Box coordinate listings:
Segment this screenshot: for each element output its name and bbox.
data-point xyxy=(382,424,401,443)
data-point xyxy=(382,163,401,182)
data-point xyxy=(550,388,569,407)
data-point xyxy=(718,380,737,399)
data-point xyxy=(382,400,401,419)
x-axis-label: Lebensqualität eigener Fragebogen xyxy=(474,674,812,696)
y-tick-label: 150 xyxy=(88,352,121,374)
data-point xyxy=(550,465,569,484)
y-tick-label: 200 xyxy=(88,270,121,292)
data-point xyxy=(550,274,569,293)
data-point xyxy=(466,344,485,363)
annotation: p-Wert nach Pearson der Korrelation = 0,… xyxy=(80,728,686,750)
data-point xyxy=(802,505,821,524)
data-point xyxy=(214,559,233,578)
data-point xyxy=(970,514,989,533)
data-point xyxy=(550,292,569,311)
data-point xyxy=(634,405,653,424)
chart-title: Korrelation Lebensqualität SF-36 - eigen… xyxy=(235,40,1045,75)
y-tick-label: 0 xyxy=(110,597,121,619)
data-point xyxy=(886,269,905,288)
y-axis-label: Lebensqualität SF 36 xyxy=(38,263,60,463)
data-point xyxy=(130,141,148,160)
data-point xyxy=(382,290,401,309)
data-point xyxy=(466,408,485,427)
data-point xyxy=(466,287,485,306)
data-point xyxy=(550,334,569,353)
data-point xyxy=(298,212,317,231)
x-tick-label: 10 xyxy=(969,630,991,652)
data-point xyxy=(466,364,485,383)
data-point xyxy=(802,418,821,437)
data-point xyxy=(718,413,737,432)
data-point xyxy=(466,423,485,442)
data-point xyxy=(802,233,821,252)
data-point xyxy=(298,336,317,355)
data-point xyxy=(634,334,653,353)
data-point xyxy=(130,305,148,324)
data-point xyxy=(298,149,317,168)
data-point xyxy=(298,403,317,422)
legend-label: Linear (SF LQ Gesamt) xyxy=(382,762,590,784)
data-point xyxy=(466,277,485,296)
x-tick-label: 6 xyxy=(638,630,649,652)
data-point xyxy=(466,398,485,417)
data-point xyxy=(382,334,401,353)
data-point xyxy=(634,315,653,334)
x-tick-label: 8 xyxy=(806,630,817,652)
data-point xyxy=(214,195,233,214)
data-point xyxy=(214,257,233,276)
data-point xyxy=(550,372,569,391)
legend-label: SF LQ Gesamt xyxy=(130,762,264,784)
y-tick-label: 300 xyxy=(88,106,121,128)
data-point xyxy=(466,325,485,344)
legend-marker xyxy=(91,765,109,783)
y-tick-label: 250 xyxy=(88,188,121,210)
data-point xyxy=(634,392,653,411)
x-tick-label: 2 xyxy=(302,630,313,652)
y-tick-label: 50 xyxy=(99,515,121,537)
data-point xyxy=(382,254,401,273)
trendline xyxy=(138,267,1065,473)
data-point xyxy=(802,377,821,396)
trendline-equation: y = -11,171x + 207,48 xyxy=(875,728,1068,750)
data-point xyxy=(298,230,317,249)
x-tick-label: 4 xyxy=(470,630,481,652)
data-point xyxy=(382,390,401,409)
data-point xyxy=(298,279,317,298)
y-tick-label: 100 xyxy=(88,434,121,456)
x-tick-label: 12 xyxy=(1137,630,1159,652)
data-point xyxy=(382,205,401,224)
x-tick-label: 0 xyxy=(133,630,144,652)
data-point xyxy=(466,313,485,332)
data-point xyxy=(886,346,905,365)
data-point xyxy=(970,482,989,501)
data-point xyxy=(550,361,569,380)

TASK PROMPT:
List each line of the listing above that contains the string "Lebensqualität", treating uppercase and lowercase as distinct.

WRITTEN ANSWER:
x-axis-label: Lebensqualität eigener Fragebogen xyxy=(474,674,812,696)
chart-title: Korrelation Lebensqualität SF-36 - eigen… xyxy=(235,40,1045,75)
y-axis-label: Lebensqualität SF 36 xyxy=(38,263,60,463)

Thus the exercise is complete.